L'avis de... Guillaume Fiastre, PDG de Taliance, éditeur spécialisé dans la gestion d’actifs immobiliers

La gestion du risque et la valorisation des portefeuilles sont une priorité

le 03/12/2009 L'AGEFI Hebdo

Quelles sont les caractéristiques du marché de la gestion d’actifs immobiliers ?

Entre l’acquisition et la cession d’un actif immobilier prennent place la gestion et la valorisation de cet actif. Ces gérants sont donc plus actifs en comparaison de la gestion d’actifs mobiliers. La grande difficulté est d’avoir une vision globale de l’ensemble des actifs sous gestion (travaux d’entretien à prévoir, diagnostics, gestion des locataires, évolutions réglementaires…). Ils doivent faire la preuve de leurs performances et de la qualité de leur gestion. Et notamment être en mesure de faire des calculs de performance prévisionnelle. Cela suppose de traiter énormément de données issues de sources différentes. En termes de système d’information, cela implique d’agréger ces données dans une base unique et de s’appuyer sur un moteur de calcul très puissant pour effectuer des calculs financiers très complexes sans être nécessairement informaticien. Nous évoluons sur un marché de niche où Excel est encore très présent.

Quel a été l’impact de la crise immobilière ?

Il y a eu une évolution très forte quant à l’utilisation de nos logiciels. Avant la crise régnait une grande euphorie. L’importance accordée aux flux de revenus était moindre, les acteurs privilégiaient les cash-flows prévisionnels. Désormais, la gestion du risque et la valorisation des portefeuilles sont une priorité. La maîtrise des informations est devenue primordiale. Il a fallu revoir l’urbanisation des systèmes d’information et l’intégration des données. Les différents acteurs se sont rendu compte que les outils de modélisation financière pouvaient permettre une meilleure gestion du risque.

Comment avez-vous fait évoluer vos logiciels ?

Sur les deux dernières années, nous avons mis l’accent sur les fonctionnalités de reporting et notamment les liaisons dynamiques avec Excel et les solutions décisionnelles. La volonté de mieux maîtriser les risques s’est traduite par une diversification géographique des actifs. Cela implique de produire des reportings harmonisés sur une zone élargie. L’exercice le plus compliqué est d’aller chercher les données de gestion et de comptabilité, et de construire des interfaces avec la quinzaine de solutions de property management existant en Europe.

━━━━━━━━━━━━━━━━━━━━

[Liste des tâches]:
1) Citez le passage de l'entretien sur la gestion d'actifs immobiliers qui commence aux mots « Sur les deux » et s'arrête après « existant en Europe. ».
2) Reformulez sous forme de liste le paragraphe de l'entretien sur la gestion d'actifs immobiliers qui commence par « Il y a eu une évolution très forte », en conservant ses faits principaux.

[Informations fournies]:
━━━━━━━━━━━━━━━━━━━━

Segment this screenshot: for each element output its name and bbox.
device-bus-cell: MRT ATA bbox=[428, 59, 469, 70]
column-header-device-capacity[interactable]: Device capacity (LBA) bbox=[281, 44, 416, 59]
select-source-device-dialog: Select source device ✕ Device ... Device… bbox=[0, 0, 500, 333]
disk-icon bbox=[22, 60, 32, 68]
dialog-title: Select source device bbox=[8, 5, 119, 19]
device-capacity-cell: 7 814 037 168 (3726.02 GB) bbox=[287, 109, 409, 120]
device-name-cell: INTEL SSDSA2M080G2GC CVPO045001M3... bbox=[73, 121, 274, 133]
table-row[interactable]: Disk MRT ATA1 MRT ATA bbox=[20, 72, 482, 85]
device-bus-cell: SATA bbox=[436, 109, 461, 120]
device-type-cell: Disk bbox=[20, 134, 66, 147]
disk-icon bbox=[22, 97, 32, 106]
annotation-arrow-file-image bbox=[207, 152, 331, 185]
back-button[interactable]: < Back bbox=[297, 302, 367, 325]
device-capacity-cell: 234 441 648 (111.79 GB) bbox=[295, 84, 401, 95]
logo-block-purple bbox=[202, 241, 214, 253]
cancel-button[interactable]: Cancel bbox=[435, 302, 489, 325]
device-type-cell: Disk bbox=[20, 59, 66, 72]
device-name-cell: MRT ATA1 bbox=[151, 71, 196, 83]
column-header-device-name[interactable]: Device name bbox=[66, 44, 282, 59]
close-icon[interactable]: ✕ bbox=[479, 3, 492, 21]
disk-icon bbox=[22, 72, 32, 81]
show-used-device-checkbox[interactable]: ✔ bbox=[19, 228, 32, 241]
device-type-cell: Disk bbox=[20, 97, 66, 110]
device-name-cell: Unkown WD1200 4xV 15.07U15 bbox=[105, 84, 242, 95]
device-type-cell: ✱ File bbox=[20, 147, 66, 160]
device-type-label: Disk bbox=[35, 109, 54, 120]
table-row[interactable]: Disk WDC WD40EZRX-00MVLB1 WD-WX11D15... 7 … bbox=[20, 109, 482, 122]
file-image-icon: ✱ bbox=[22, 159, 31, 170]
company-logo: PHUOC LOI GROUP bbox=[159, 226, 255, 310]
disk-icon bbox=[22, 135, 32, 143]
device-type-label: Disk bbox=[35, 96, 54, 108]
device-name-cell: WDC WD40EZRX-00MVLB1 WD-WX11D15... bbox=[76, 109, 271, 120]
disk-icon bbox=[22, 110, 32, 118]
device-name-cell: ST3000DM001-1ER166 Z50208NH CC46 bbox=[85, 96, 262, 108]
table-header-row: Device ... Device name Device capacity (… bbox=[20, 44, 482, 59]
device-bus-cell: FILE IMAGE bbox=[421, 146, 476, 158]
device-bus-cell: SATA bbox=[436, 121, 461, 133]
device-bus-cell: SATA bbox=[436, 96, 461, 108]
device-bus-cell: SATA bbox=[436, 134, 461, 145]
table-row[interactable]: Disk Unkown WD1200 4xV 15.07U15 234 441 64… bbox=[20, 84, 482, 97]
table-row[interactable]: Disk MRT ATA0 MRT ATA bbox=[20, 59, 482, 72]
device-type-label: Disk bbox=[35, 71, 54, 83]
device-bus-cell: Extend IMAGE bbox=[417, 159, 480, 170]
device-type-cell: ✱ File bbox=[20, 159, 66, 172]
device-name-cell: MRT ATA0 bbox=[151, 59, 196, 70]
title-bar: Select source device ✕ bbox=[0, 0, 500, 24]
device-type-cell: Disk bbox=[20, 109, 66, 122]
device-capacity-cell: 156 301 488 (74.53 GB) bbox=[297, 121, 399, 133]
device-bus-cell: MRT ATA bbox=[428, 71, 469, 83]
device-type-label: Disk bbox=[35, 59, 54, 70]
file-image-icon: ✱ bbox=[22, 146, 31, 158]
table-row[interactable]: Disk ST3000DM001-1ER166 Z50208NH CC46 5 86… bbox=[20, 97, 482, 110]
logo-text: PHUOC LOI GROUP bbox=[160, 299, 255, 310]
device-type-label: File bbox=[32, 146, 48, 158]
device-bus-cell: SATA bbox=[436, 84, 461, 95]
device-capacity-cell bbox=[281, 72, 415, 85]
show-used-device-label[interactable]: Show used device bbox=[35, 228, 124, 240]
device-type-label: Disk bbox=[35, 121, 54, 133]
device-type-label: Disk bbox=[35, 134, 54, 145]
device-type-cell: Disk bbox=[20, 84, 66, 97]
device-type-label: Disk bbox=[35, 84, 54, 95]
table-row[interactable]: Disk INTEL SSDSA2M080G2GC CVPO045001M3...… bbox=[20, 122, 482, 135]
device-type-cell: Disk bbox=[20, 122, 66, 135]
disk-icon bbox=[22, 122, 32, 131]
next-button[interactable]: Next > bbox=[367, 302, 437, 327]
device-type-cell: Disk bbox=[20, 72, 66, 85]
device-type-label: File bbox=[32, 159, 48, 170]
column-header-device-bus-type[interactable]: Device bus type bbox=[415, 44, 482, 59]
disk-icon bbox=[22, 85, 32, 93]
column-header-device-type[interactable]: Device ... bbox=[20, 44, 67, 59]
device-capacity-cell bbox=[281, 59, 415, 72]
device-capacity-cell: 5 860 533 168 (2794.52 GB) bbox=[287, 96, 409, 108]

━━━━━━━━━━━━━━━━━━━━

[Réponses successives]:
1)
Sur les deux dernières années, nous avons mis l’accent sur les fonctionnalités de reporting et notamment les liaisons dynamiques avec Excel et les solutions décisionnelles. La volonté de mieux maîtriser les risques s’est traduite par une diversification géographique des actifs. Cela implique de produire des reportings harmonisés sur une zone élargie. L’exercice le plus compliqué est d’aller chercher les données de gestion et de comptabilité, et de construire des interfaces avec la quinzaine de solutions de property management existant en Europe.

2)
- L'utilisation des logiciels de Taliance a fortement évolué.
- Avant la crise, une grande euphorie régnait : les flux de revenus comptaient moins et les acteurs privilégiaient les cash-flows prévisionnels.
- Désormais, la gestion du risque et la valorisation des portefeuilles sont prioritaires, et la maîtrise des informations est devenue primordiale.
- Il a fallu revoir l'urbanisation des systèmes d'information et l'intégration des données.
- Les acteurs ont compris que les outils de modélisation financière pouvaient permettre une meilleure gestion du risque.